Keep only the lines of the data below that contain "Significant", and copy them.

- **Input data**:
★ ★ ★ ★

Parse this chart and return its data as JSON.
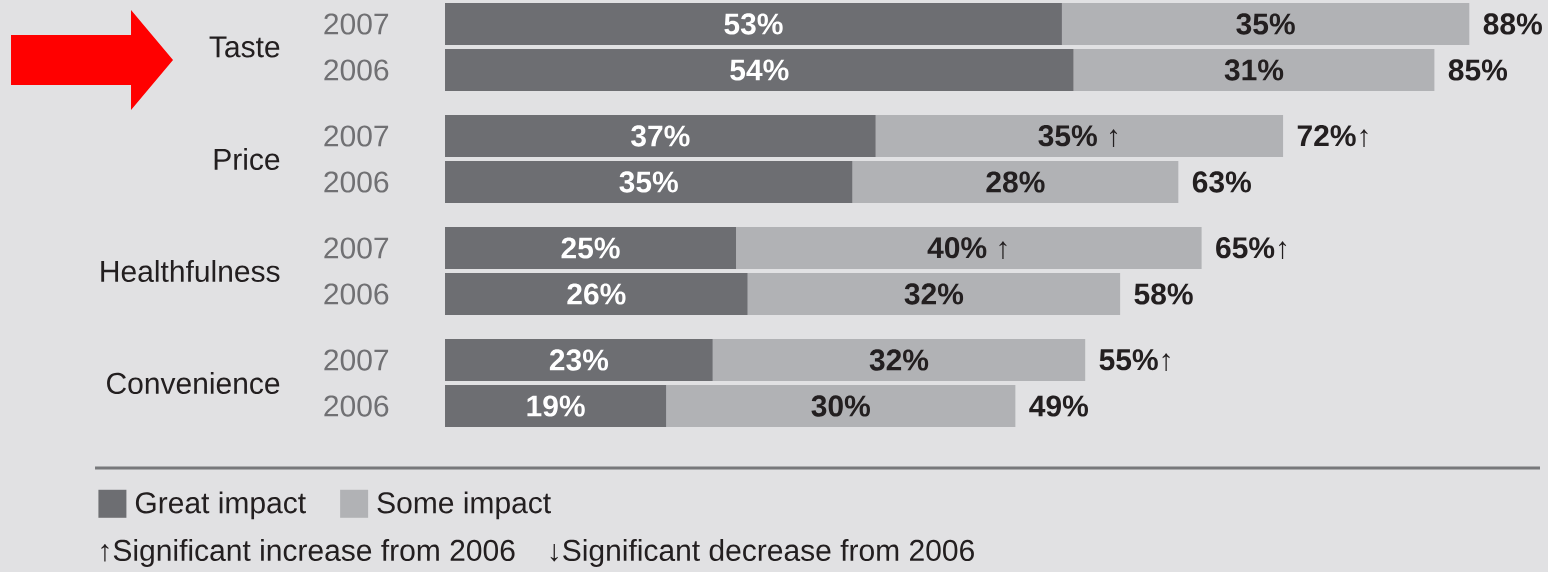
{
  "chart_data": {
    "type": "bar",
    "orientation": "horizontal",
    "stacked": true,
    "tick_labels": "y",
    "legend": "bottom left",
    "categories": [
      "2007",
      "2006",
      "2007",
      "2006",
      "2007",
      "2006",
      "2007",
      "2006"
    ],
    "series": [
      {
        "name": "Great impact",
        "color": "#6d6e72",
        "values": [
          53,
          54,
          37,
          35,
          25,
          26,
          23,
          19
        ],
        "value_labels": [
          "53%",
          "54%",
          "37%",
          "35%",
          "25%",
          "26%",
          "23%",
          "19%"
        ]
      },
      {
        "name": "Some impact",
        "color": "#b1b2b5",
        "values": [
          35,
          31,
          35,
          28,
          40,
          32,
          32,
          30
        ],
        "value_labels": [
          "35%",
          "31%",
          "35% ↑",
          "28%",
          "40% ↑",
          "32%",
          "32%",
          "30%"
        ]
      }
    ],
    "totals": [
      "88%",
      "85%",
      "72%↑",
      "63%",
      "65%↑",
      "58%",
      "55%↑",
      "49%"
    ],
    "annotations": [
      "Taste",
      "Price",
      "Healthfulness",
      "Convenience",
      "↑Significant increase from 2006",
      "↓Significant decrease from 2006"
    ]
  }
}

★ ★ ★ ★

- **Written solution**:
      "↑Significant increase from 2006",
      "↓Significant decrease from 2006"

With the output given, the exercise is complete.